What to produce
Print every line of the records below word for word, with nothing changed or left out.

Information given
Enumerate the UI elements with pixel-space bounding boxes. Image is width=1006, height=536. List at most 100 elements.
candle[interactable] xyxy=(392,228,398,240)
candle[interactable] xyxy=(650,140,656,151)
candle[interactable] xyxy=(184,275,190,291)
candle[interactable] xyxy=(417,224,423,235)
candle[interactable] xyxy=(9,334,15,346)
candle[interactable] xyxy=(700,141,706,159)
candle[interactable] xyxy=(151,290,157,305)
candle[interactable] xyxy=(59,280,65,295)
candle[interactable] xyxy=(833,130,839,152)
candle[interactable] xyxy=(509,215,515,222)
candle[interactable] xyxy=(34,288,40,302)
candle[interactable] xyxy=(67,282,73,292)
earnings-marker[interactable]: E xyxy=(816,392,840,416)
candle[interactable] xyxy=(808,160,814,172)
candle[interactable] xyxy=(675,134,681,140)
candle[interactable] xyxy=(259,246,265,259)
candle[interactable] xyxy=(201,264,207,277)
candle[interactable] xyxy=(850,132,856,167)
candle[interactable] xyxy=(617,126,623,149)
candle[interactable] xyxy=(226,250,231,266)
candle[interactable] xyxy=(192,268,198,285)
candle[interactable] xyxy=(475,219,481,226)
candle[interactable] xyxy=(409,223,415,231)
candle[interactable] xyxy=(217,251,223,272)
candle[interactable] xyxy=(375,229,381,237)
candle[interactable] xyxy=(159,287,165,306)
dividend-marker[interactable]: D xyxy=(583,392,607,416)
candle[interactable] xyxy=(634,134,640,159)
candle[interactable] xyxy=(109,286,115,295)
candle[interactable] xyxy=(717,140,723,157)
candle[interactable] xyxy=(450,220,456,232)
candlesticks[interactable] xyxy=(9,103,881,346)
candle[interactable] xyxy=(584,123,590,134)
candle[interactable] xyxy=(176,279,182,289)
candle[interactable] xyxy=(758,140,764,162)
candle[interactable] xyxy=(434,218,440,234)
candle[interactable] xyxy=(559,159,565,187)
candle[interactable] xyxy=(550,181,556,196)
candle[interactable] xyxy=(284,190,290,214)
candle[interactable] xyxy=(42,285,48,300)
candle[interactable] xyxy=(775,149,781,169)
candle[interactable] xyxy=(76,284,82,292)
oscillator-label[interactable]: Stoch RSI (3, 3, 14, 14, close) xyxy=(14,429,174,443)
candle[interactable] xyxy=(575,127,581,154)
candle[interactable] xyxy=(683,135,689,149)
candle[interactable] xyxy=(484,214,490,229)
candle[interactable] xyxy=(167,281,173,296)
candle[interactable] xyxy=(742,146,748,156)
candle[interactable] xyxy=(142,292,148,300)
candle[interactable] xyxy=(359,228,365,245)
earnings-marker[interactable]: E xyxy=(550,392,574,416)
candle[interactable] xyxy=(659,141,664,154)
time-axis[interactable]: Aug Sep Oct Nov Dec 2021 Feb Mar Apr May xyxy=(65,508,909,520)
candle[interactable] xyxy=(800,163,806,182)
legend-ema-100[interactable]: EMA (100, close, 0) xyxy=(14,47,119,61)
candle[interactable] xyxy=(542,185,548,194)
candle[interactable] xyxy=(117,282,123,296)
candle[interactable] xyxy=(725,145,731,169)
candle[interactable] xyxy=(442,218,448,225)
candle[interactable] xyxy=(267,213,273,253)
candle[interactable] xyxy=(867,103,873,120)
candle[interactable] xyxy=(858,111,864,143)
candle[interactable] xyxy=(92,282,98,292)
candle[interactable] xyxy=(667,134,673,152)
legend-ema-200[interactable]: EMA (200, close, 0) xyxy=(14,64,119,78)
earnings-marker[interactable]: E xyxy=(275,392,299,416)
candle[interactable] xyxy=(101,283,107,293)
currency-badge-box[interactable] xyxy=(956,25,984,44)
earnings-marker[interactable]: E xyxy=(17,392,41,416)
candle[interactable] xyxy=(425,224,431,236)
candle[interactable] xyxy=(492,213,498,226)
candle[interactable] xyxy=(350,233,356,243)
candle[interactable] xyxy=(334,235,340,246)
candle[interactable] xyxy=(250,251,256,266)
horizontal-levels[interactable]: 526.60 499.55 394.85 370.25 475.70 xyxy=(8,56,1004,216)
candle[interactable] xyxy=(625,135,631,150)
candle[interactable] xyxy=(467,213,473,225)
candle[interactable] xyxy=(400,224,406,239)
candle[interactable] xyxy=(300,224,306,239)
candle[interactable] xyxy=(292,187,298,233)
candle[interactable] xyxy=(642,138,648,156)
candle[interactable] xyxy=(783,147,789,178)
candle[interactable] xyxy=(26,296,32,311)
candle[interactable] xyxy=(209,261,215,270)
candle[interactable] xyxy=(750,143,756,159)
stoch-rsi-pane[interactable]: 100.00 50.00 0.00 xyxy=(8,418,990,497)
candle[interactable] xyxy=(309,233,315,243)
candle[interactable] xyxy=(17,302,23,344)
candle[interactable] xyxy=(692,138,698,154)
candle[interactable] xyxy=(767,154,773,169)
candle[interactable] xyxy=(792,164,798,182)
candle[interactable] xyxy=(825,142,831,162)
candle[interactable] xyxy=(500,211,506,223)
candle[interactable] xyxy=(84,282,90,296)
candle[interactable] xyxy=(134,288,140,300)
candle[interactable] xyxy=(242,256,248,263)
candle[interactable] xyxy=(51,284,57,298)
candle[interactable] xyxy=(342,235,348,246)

Exercise solution
Enumerate the UI elements with pixel-space bounding boxes. Image is width=1006, height=536. List at most 100 elements.
candle[interactable] xyxy=(392,228,398,240)
candle[interactable] xyxy=(650,140,656,151)
candle[interactable] xyxy=(184,275,190,291)
candle[interactable] xyxy=(417,224,423,235)
candle[interactable] xyxy=(9,334,15,346)
candle[interactable] xyxy=(700,141,706,159)
candle[interactable] xyxy=(151,290,157,305)
candle[interactable] xyxy=(59,280,65,295)
candle[interactable] xyxy=(833,130,839,152)
candle[interactable] xyxy=(509,215,515,222)
candle[interactable] xyxy=(34,288,40,302)
candle[interactable] xyxy=(67,282,73,292)
earnings-marker[interactable]: E xyxy=(816,392,840,416)
candle[interactable] xyxy=(808,160,814,172)
candle[interactable] xyxy=(675,134,681,140)
candle[interactable] xyxy=(259,246,265,259)
candle[interactable] xyxy=(201,264,207,277)
candle[interactable] xyxy=(850,132,856,167)
candle[interactable] xyxy=(617,126,623,149)
candle[interactable] xyxy=(226,250,231,266)
candle[interactable] xyxy=(192,268,198,285)
candle[interactable] xyxy=(475,219,481,226)
candle[interactable] xyxy=(409,223,415,231)
candle[interactable] xyxy=(217,251,223,272)
candle[interactable] xyxy=(375,229,381,237)
candle[interactable] xyxy=(159,287,165,306)
dividend-marker[interactable]: D xyxy=(583,392,607,416)
candle[interactable] xyxy=(634,134,640,159)
candle[interactable] xyxy=(109,286,115,295)
candle[interactable] xyxy=(717,140,723,157)
candle[interactable] xyxy=(450,220,456,232)
candlesticks[interactable] xyxy=(9,103,881,346)
candle[interactable] xyxy=(584,123,590,134)
candle[interactable] xyxy=(176,279,182,289)
candle[interactable] xyxy=(758,140,764,162)
candle[interactable] xyxy=(434,218,440,234)
candle[interactable] xyxy=(559,159,565,187)
candle[interactable] xyxy=(550,181,556,196)
candle[interactable] xyxy=(284,190,290,214)
candle[interactable] xyxy=(42,285,48,300)
candle[interactable] xyxy=(775,149,781,169)
candle[interactable] xyxy=(76,284,82,292)
oscillator-label[interactable]: Stoch RSI (3, 3, 14, 14, close) xyxy=(14,429,174,443)
candle[interactable] xyxy=(575,127,581,154)
candle[interactable] xyxy=(683,135,689,149)
candle[interactable] xyxy=(484,214,490,229)
candle[interactable] xyxy=(167,281,173,296)
candle[interactable] xyxy=(742,146,748,156)
candle[interactable] xyxy=(142,292,148,300)
candle[interactable] xyxy=(359,228,365,245)
earnings-marker[interactable]: E xyxy=(550,392,574,416)
candle[interactable] xyxy=(659,141,664,154)
time-axis[interactable]: Aug Sep Oct Nov Dec 2021 Feb Mar Apr May xyxy=(65,508,909,520)
candle[interactable] xyxy=(800,163,806,182)
legend-ema-100[interactable]: EMA (100, close, 0) xyxy=(14,47,119,61)
candle[interactable] xyxy=(542,185,548,194)
candle[interactable] xyxy=(117,282,123,296)
candle[interactable] xyxy=(725,145,731,169)
candle[interactable] xyxy=(442,218,448,225)
candle[interactable] xyxy=(267,213,273,253)
candle[interactable] xyxy=(867,103,873,120)
candle[interactable] xyxy=(858,111,864,143)
candle[interactable] xyxy=(92,282,98,292)
candle[interactable] xyxy=(667,134,673,152)
legend-ema-200[interactable]: EMA (200, close, 0) xyxy=(14,64,119,78)
earnings-marker[interactable]: E xyxy=(275,392,299,416)
candle[interactable] xyxy=(101,283,107,293)
currency-badge-box[interactable] xyxy=(956,25,984,44)
earnings-marker[interactable]: E xyxy=(17,392,41,416)
candle[interactable] xyxy=(425,224,431,236)
candle[interactable] xyxy=(492,213,498,226)
candle[interactable] xyxy=(350,233,356,243)
candle[interactable] xyxy=(334,235,340,246)
candle[interactable] xyxy=(250,251,256,266)
horizontal-levels[interactable]: 526.60 499.55 394.85 370.25 475.70 xyxy=(8,56,1004,216)
candle[interactable] xyxy=(625,135,631,150)
candle[interactable] xyxy=(467,213,473,225)
candle[interactable] xyxy=(400,224,406,239)
candle[interactable] xyxy=(300,224,306,239)
candle[interactable] xyxy=(292,187,298,233)
candle[interactable] xyxy=(642,138,648,156)
candle[interactable] xyxy=(783,147,789,178)
candle[interactable] xyxy=(26,296,32,311)
candle[interactable] xyxy=(209,261,215,270)
candle[interactable] xyxy=(750,143,756,159)
stoch-rsi-pane[interactable]: 100.00 50.00 0.00 xyxy=(8,418,990,497)
candle[interactable] xyxy=(309,233,315,243)
candle[interactable] xyxy=(17,302,23,344)
candle[interactable] xyxy=(692,138,698,154)
candle[interactable] xyxy=(767,154,773,169)
candle[interactable] xyxy=(792,164,798,182)
candle[interactable] xyxy=(825,142,831,162)
candle[interactable] xyxy=(500,211,506,223)
candle[interactable] xyxy=(84,282,90,296)
candle[interactable] xyxy=(134,288,140,300)
candle[interactable] xyxy=(242,256,248,263)
candle[interactable] xyxy=(51,284,57,298)
candle[interactable] xyxy=(342,235,348,246)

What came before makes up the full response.